● To do
Using the entries below, return word for word the lines from the one containing "What text is on this page?" up to and including the last.

|---|

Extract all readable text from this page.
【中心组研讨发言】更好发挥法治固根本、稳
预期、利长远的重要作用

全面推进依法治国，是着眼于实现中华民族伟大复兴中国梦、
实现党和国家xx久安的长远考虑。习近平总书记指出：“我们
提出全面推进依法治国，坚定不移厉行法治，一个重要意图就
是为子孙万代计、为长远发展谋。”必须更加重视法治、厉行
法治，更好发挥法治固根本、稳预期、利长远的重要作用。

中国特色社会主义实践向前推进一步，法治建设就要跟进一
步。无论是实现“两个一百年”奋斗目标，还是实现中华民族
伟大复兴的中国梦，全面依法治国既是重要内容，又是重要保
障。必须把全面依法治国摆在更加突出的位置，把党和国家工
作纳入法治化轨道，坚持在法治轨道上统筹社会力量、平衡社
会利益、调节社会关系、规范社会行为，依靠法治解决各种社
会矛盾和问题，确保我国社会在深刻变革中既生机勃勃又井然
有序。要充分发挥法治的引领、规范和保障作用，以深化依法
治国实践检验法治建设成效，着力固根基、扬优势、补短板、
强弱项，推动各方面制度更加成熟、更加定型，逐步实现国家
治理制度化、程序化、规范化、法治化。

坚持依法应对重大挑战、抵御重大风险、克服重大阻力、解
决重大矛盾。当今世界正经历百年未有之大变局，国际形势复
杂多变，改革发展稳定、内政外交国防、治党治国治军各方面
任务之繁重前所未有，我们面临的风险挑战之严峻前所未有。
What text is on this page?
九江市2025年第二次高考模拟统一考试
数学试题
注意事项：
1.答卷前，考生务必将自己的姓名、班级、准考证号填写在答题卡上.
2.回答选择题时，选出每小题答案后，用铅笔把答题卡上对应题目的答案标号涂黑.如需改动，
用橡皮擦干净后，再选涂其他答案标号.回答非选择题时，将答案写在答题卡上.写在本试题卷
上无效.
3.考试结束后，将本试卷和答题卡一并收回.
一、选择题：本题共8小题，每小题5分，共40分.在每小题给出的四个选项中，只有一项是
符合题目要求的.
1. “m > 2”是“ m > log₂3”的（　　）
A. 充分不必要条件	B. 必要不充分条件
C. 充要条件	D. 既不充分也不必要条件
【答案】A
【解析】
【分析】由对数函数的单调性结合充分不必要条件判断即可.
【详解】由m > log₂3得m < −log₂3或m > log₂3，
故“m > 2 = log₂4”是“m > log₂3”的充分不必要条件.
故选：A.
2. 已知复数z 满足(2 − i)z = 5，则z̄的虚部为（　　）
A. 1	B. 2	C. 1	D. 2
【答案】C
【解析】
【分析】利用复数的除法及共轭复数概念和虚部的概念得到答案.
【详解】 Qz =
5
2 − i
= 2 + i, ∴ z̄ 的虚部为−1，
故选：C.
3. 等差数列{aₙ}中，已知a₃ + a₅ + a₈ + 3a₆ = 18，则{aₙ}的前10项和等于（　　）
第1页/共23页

|---|

● Result of this exercise
What text is on this page?
九江市2025年第二次高考模拟统一考试
数学试题
注意事项：
1.答卷前，考生务必将自己的姓名、班级、准考证号填写在答题卡上.
2.回答选择题时，选出每小题答案后，用铅笔把答题卡上对应题目的答案标号涂黑.如需改动，
用橡皮擦干净后，再选涂其他答案标号.回答非选择题时，将答案写在答题卡上.写在本试题卷
上无效.
3.考试结束后，将本试卷和答题卡一并收回.
一、选择题：本题共8小题，每小题5分，共40分.在每小题给出的四个选项中，只有一项是
符合题目要求的.
1. “m > 2”是“ m > log₂3”的（　　）
A. 充分不必要条件	B. 必要不充分条件
C. 充要条件	D. 既不充分也不必要条件
【答案】A
【解析】
【分析】由对数函数的单调性结合充分不必要条件判断即可.
【详解】由m > log₂3得m < −log₂3或m > log₂3，
故“m > 2 = log₂4”是“m > log₂3”的充分不必要条件.
故选：A.
2. 已知复数z 满足(2 − i)z = 5，则z̄的虚部为（　　）
A. 1	B. 2	C. 1	D. 2
【答案】C
【解析】
【分析】利用复数的除法及共轭复数概念和虚部的概念得到答案.
【详解】 Qz =
5
2 − i
= 2 + i, ∴ z̄ 的虚部为−1，
故选：C.
3. 等差数列{aₙ}中，已知a₃ + a₅ + a₈ + 3a₆ = 18，则{aₙ}的前10项和等于（　　）
第1页/共23页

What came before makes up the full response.